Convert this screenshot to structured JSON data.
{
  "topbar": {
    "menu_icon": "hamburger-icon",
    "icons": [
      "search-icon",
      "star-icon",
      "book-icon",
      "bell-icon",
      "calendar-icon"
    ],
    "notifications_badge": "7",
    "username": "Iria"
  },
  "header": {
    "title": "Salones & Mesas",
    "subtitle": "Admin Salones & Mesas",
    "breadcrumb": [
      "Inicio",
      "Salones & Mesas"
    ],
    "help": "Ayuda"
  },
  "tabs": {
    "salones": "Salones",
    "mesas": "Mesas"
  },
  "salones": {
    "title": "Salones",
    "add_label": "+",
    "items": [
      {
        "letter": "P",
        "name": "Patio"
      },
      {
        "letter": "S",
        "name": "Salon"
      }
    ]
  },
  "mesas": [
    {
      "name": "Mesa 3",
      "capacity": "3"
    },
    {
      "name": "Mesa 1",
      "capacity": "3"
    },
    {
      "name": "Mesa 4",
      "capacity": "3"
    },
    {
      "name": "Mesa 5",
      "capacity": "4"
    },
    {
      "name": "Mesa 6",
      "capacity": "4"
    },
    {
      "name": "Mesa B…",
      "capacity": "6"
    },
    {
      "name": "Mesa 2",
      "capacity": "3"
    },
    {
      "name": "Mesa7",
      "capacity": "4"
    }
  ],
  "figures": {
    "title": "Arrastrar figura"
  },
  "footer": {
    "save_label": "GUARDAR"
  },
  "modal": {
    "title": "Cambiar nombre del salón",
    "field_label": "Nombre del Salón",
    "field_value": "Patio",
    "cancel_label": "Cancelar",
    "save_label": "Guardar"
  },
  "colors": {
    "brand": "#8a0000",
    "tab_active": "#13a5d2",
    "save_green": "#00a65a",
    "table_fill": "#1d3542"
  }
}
════════════════
Problem details
Copy the data above exactly. Every line must be included.

The result
Convert this screenshot to structured JSON data.
{
  "topbar": {
    "menu_icon": "hamburger-icon",
    "icons": [
      "search-icon",
      "star-icon",
      "book-icon",
      "bell-icon",
      "calendar-icon"
    ],
    "notifications_badge": "7",
    "username": "Iria"
  },
  "header": {
    "title": "Salones & Mesas",
    "subtitle": "Admin Salones & Mesas",
    "breadcrumb": [
      "Inicio",
      "Salones & Mesas"
    ],
    "help": "Ayuda"
  },
  "tabs": {
    "salones": "Salones",
    "mesas": "Mesas"
  },
  "salones": {
    "title": "Salones",
    "add_label": "+",
    "items": [
      {
        "letter": "P",
        "name": "Patio"
      },
      {
        "letter": "S",
        "name": "Salon"
      }
    ]
  },
  "mesas": [
    {
      "name": "Mesa 3",
      "capacity": "3"
    },
    {
      "name": "Mesa 1",
      "capacity": "3"
    },
    {
      "name": "Mesa 4",
      "capacity": "3"
    },
    {
      "name": "Mesa 5",
      "capacity": "4"
    },
    {
      "name": "Mesa 6",
      "capacity": "4"
    },
    {
      "name": "Mesa B…",
      "capacity": "6"
    },
    {
      "name": "Mesa 2",
      "capacity": "3"
    },
    {
      "name": "Mesa7",
      "capacity": "4"
    }
  ],
  "figures": {
    "title": "Arrastrar figura"
  },
  "footer": {
    "save_label": "GUARDAR"
  },
  "modal": {
    "title": "Cambiar nombre del salón",
    "field_label": "Nombre del Salón",
    "field_value": "Patio",
    "cancel_label": "Cancelar",
    "save_label": "Guardar"
  },
  "colors": {
    "brand": "#8a0000",
    "tab_active": "#13a5d2",
    "save_green": "#00a65a",
    "table_fill": "#1d3542"
  }
}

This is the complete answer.